## Problem to solve
Repeat each entry as written and leave the images out of the copy.
** Begin Data to use **
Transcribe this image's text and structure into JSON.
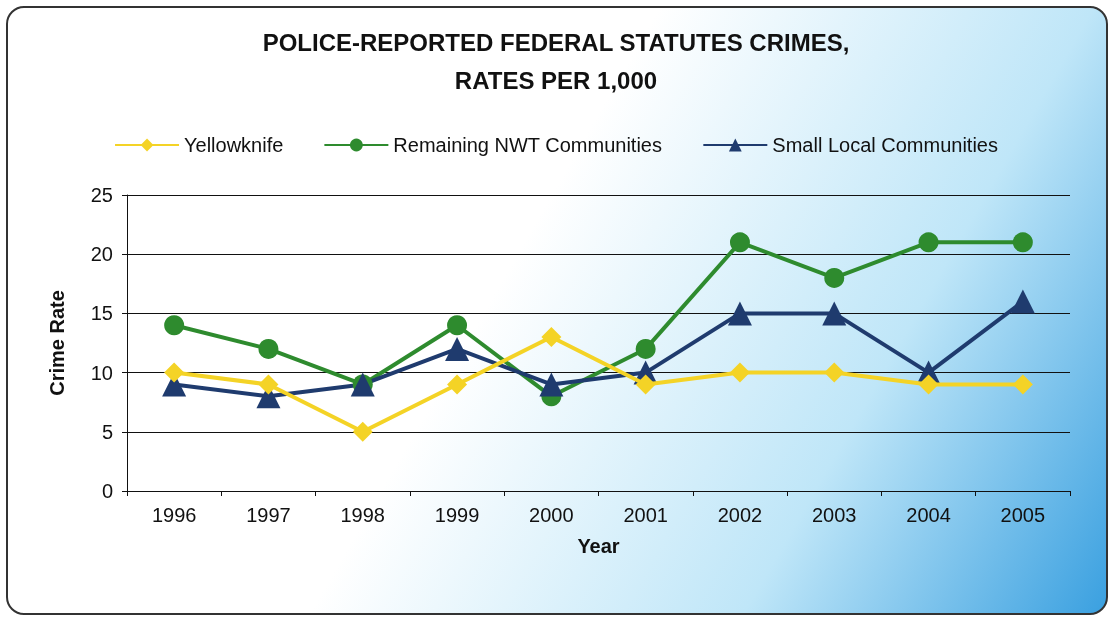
{
  "chart_data": {
    "type": "line",
    "title": "POLICE-REPORTED FEDERAL STATUTES CRIMES,\nRATES PER 1,000",
    "xlabel": "Year",
    "ylabel": "Crime Rate",
    "categories": [
      "1996",
      "1997",
      "1998",
      "1999",
      "2000",
      "2001",
      "2002",
      "2003",
      "2004",
      "2005"
    ],
    "series": [
      {
        "name": "Yellowknife",
        "color": "#f4d326",
        "marker": "diamond",
        "values": [
          10,
          9,
          5,
          9,
          13,
          9,
          10,
          10,
          9,
          9
        ]
      },
      {
        "name": "Remaining NWT Communities",
        "color": "#2e8b2e",
        "marker": "circle",
        "values": [
          14,
          12,
          9,
          14,
          8,
          12,
          21,
          18,
          21,
          21
        ]
      },
      {
        "name": "Small Local Communities",
        "color": "#1f3b6e",
        "marker": "triangle",
        "values": [
          9,
          8,
          9,
          12,
          9,
          10,
          15,
          15,
          10,
          16
        ]
      }
    ],
    "ylim": [
      0,
      25
    ],
    "yticks": [
      0,
      5,
      10,
      15,
      20,
      25
    ],
    "grid": "y",
    "legend": "top",
    "line_style": "solid"
  }
}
** End Data to use **
## Exercise response
Transcribe this image's text and structure into JSON.
{
  "chart_data": {
    "type": "line",
    "title": "POLICE-REPORTED FEDERAL STATUTES CRIMES,\nRATES PER 1,000",
    "xlabel": "Year",
    "ylabel": "Crime Rate",
    "categories": [
      "1996",
      "1997",
      "1998",
      "1999",
      "2000",
      "2001",
      "2002",
      "2003",
      "2004",
      "2005"
    ],
    "series": [
      {
        "name": "Yellowknife",
        "color": "#f4d326",
        "marker": "diamond",
        "values": [
          10,
          9,
          5,
          9,
          13,
          9,
          10,
          10,
          9,
          9
        ]
      },
      {
        "name": "Remaining NWT Communities",
        "color": "#2e8b2e",
        "marker": "circle",
        "values": [
          14,
          12,
          9,
          14,
          8,
          12,
          21,
          18,
          21,
          21
        ]
      },
      {
        "name": "Small Local Communities",
        "color": "#1f3b6e",
        "marker": "triangle",
        "values": [
          9,
          8,
          9,
          12,
          9,
          10,
          15,
          15,
          10,
          16
        ]
      }
    ],
    "ylim": [
      0,
      25
    ],
    "yticks": [
      0,
      5,
      10,
      15,
      20,
      25
    ],
    "grid": "y",
    "legend": "top",
    "line_style": "solid"
  }
}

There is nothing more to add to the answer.